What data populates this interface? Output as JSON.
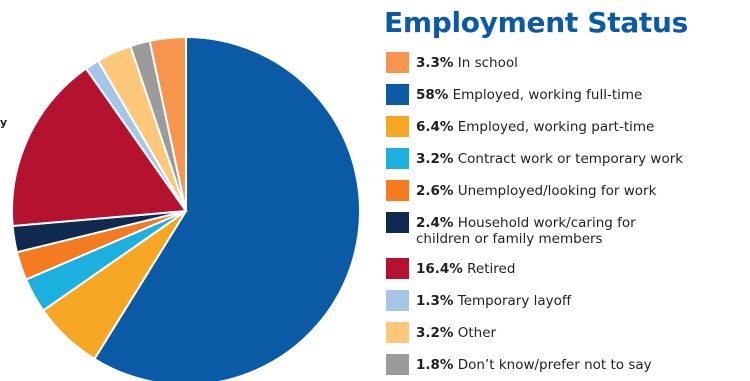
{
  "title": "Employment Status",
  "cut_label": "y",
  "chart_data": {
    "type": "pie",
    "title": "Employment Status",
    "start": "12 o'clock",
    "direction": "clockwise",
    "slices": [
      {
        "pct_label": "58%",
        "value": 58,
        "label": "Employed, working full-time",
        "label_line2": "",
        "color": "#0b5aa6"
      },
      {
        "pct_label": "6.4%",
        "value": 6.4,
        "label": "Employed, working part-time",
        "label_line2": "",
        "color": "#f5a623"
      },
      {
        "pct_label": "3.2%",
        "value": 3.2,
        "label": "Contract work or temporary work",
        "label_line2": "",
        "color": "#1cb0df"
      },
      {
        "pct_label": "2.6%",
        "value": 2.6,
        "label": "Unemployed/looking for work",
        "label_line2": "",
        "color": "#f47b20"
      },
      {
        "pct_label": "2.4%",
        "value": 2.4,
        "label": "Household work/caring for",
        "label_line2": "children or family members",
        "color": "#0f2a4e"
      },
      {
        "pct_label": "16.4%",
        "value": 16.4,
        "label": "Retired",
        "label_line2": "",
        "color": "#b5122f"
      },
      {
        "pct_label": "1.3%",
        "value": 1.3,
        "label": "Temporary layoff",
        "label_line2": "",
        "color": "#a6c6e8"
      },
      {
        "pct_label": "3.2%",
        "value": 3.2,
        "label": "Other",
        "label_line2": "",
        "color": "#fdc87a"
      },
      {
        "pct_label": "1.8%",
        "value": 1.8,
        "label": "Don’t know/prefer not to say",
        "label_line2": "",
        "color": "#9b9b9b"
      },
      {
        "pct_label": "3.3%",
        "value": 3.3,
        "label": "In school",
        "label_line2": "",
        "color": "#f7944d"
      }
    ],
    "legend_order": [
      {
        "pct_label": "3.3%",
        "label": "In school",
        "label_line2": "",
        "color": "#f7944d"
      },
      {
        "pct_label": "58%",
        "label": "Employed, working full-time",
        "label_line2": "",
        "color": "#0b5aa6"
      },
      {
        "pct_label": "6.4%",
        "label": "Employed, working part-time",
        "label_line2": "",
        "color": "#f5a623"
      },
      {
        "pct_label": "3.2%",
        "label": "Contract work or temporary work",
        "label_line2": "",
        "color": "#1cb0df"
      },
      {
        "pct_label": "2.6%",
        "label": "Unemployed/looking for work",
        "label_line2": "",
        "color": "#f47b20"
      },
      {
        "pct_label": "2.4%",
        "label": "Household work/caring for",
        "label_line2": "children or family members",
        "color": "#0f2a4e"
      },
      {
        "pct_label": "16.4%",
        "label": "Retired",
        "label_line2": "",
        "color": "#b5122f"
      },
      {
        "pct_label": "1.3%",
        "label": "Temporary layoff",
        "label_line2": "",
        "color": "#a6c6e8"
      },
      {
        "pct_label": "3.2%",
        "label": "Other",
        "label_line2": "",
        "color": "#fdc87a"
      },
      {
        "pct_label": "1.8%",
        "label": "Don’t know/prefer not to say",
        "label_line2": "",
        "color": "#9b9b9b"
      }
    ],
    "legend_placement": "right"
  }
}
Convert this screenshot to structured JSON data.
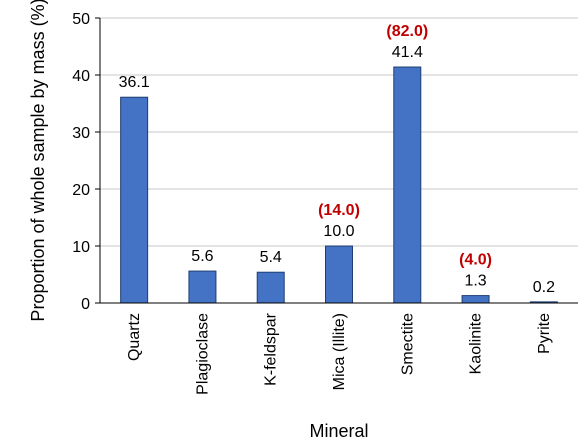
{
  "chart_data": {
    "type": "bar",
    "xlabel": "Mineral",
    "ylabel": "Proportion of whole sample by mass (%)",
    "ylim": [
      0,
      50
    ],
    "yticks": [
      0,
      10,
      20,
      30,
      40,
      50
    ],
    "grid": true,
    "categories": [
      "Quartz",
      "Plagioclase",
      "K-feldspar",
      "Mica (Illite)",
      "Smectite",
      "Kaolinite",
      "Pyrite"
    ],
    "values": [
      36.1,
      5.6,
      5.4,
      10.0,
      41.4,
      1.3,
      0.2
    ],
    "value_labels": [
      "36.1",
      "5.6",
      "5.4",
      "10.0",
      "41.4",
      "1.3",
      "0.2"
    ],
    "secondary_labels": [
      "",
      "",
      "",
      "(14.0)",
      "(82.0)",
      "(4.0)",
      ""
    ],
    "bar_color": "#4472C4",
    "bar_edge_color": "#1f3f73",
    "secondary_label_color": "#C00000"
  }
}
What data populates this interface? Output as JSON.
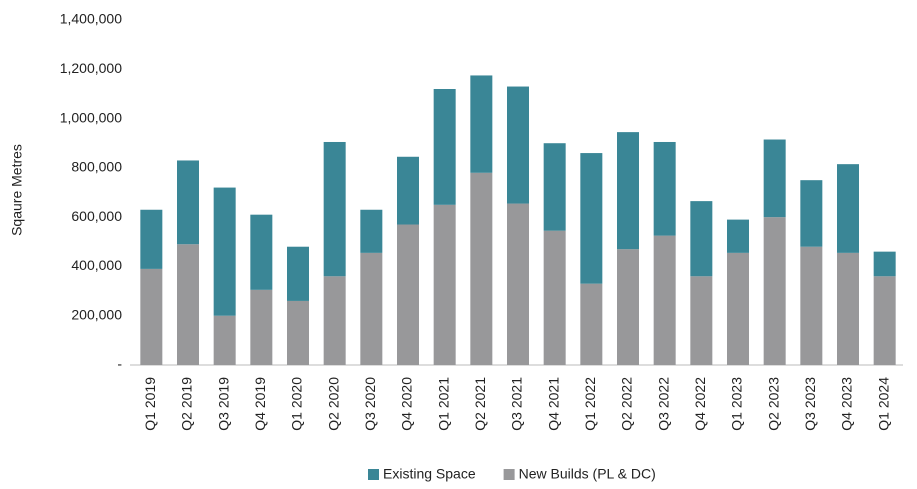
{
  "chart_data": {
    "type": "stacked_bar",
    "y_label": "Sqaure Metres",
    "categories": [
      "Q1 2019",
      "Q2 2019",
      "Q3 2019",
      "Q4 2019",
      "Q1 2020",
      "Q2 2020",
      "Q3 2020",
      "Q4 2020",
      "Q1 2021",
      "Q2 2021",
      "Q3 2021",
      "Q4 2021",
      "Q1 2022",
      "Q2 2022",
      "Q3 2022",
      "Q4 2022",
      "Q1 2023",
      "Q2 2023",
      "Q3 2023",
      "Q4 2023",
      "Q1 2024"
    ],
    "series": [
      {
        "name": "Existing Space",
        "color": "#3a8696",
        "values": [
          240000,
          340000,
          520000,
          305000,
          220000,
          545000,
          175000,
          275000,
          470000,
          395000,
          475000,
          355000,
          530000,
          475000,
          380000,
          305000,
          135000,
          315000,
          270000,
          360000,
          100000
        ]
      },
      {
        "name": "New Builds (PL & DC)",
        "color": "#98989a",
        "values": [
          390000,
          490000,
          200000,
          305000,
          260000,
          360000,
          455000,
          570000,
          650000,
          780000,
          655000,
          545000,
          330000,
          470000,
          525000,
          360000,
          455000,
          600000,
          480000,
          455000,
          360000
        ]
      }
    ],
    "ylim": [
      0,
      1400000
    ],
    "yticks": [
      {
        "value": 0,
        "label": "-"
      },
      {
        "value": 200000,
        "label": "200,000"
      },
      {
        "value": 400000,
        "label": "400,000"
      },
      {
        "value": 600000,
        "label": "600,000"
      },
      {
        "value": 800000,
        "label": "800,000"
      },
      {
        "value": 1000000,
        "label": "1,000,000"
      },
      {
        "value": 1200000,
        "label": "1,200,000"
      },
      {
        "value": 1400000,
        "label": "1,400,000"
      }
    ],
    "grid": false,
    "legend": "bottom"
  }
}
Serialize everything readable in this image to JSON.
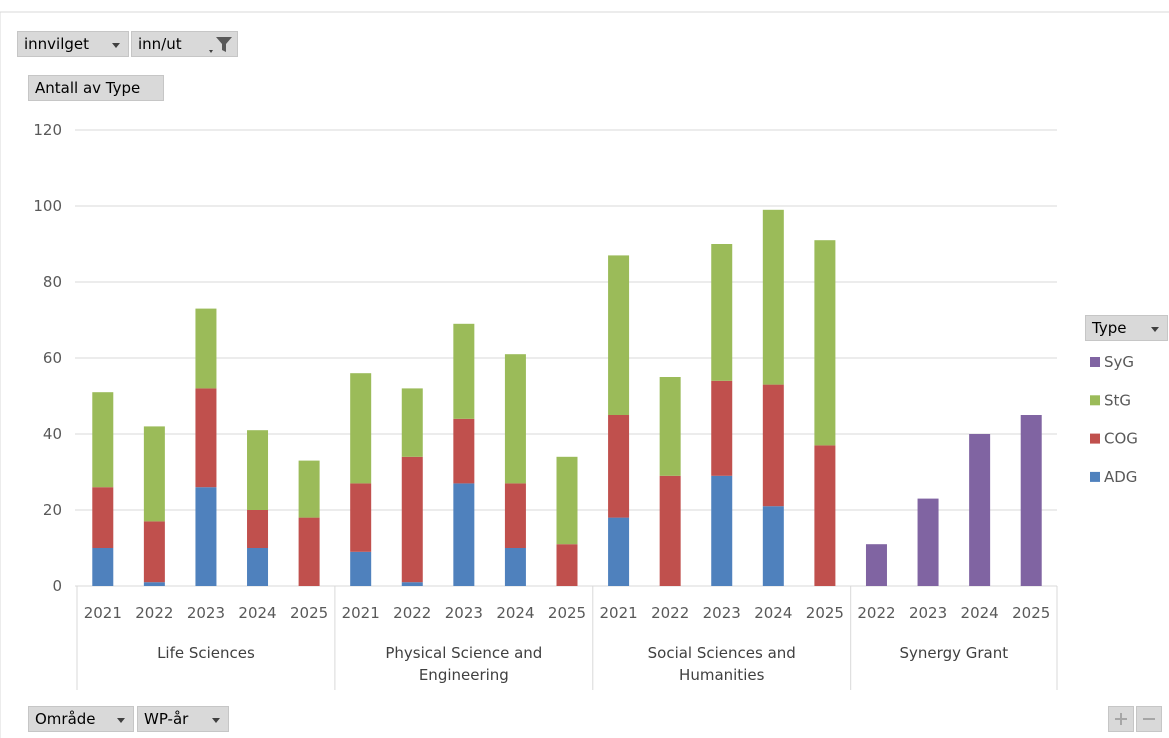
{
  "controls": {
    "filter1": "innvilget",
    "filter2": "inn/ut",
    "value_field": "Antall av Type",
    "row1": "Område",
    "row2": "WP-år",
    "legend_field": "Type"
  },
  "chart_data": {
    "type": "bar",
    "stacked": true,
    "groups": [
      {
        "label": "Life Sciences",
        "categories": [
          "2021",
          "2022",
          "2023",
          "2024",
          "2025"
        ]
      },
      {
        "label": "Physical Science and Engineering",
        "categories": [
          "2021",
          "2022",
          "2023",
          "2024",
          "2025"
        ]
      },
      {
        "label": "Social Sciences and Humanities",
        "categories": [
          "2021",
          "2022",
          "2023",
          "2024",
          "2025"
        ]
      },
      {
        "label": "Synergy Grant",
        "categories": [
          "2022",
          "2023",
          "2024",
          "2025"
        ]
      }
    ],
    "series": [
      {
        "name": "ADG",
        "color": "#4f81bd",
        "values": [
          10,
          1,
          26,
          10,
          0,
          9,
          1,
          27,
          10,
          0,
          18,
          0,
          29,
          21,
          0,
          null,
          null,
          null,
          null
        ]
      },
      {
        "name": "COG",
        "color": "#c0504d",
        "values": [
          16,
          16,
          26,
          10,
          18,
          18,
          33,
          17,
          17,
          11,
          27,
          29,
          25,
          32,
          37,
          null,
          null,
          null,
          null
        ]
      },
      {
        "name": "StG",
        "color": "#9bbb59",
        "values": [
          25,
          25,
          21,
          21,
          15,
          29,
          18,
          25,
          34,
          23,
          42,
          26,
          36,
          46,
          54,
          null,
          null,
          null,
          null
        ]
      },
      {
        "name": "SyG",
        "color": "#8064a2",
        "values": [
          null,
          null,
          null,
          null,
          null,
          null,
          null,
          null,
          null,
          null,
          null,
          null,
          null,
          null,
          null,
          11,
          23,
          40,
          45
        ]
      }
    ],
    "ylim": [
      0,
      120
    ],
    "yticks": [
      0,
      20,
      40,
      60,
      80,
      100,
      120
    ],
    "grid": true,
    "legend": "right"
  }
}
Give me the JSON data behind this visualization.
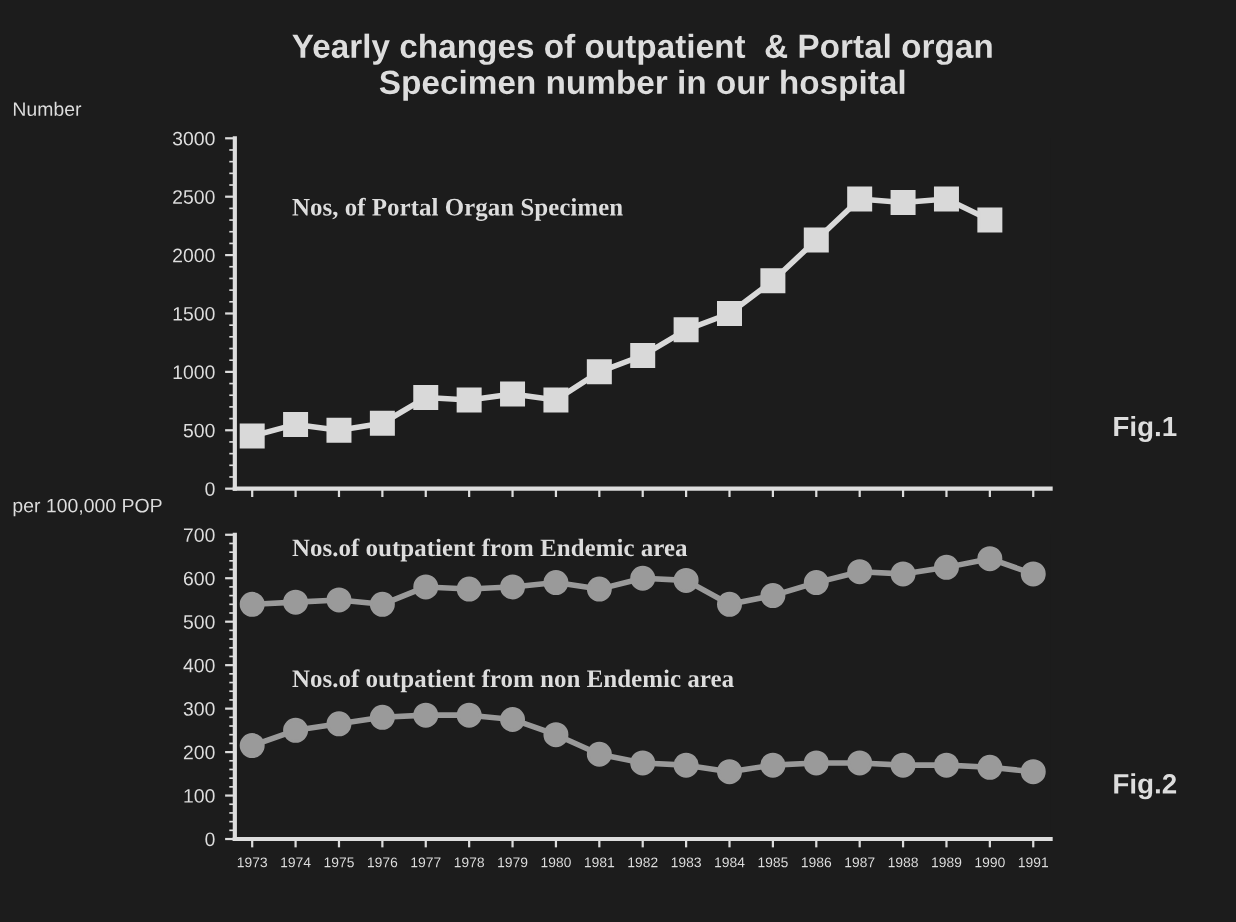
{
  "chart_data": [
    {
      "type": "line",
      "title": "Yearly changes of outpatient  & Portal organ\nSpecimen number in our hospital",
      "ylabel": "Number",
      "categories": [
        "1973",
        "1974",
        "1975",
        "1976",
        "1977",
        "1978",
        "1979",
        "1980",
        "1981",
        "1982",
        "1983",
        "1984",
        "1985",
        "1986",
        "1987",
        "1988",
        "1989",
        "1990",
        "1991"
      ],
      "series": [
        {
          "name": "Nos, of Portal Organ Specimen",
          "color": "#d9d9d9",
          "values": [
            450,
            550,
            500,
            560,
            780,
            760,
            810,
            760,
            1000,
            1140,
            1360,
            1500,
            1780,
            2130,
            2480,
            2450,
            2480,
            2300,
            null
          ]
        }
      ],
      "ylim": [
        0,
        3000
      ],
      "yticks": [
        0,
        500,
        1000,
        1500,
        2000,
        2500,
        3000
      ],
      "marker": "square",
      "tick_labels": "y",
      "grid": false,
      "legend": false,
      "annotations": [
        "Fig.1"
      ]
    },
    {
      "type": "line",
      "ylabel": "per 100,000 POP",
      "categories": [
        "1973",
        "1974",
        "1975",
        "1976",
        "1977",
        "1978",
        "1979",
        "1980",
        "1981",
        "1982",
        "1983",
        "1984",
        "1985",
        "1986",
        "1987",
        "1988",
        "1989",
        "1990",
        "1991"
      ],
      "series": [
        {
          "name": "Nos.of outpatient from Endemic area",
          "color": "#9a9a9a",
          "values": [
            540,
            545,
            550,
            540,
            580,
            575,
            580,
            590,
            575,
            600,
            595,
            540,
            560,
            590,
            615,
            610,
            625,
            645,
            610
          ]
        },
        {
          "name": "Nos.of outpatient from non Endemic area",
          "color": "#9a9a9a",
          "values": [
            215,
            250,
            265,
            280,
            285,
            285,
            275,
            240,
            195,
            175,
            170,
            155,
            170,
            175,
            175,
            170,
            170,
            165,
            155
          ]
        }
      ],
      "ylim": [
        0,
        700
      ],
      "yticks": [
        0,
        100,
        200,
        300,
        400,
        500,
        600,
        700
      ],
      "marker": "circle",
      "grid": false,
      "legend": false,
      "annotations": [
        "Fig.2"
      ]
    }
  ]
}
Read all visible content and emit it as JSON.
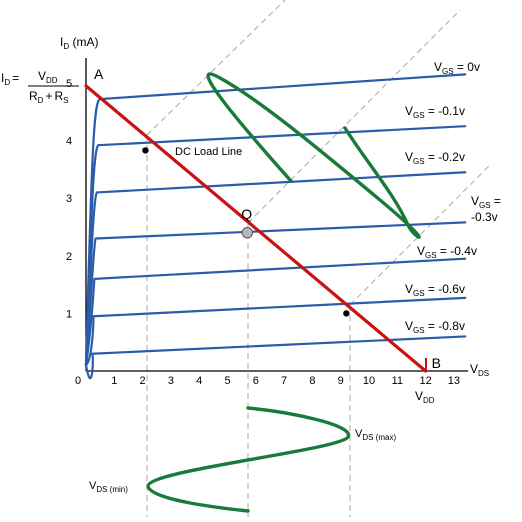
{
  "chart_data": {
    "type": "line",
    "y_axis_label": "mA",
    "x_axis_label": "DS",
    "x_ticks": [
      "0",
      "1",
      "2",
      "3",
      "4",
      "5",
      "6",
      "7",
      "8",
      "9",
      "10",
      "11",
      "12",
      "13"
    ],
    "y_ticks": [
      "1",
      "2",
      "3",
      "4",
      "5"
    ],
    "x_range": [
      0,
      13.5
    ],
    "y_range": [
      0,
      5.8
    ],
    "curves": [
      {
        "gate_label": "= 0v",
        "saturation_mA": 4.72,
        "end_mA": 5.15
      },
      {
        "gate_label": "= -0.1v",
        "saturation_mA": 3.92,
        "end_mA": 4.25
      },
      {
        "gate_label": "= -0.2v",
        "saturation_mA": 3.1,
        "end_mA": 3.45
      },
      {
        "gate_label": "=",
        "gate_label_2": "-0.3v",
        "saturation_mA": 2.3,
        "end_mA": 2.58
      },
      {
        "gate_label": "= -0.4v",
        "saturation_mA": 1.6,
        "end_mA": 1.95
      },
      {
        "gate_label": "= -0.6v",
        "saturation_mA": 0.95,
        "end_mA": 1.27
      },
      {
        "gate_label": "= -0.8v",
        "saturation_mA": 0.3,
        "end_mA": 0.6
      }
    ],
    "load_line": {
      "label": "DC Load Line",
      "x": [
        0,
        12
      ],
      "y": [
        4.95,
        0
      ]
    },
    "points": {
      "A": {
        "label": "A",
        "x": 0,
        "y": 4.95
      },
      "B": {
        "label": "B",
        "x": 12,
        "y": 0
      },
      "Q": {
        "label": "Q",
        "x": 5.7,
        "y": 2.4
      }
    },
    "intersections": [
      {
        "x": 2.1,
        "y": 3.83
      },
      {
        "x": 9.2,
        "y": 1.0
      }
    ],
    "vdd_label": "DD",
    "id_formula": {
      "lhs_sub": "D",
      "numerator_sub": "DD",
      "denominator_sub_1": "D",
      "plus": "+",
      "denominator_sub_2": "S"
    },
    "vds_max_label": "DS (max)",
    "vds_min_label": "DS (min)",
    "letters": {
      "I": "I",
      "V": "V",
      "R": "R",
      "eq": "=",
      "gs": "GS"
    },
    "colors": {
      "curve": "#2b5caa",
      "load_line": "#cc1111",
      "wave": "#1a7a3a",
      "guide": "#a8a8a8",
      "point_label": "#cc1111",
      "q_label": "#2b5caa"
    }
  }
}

------------------------------------

The request - Take each line containing the string "outpatient" and copy it out.

Solved problem -
      "title": "Yearly changes of outpatient  & Portal organ\nSpecimen number in our hospital",
          "name": "Nos.of outpatient from Endemic area",
          "name": "Nos.of outpatient from non Endemic area",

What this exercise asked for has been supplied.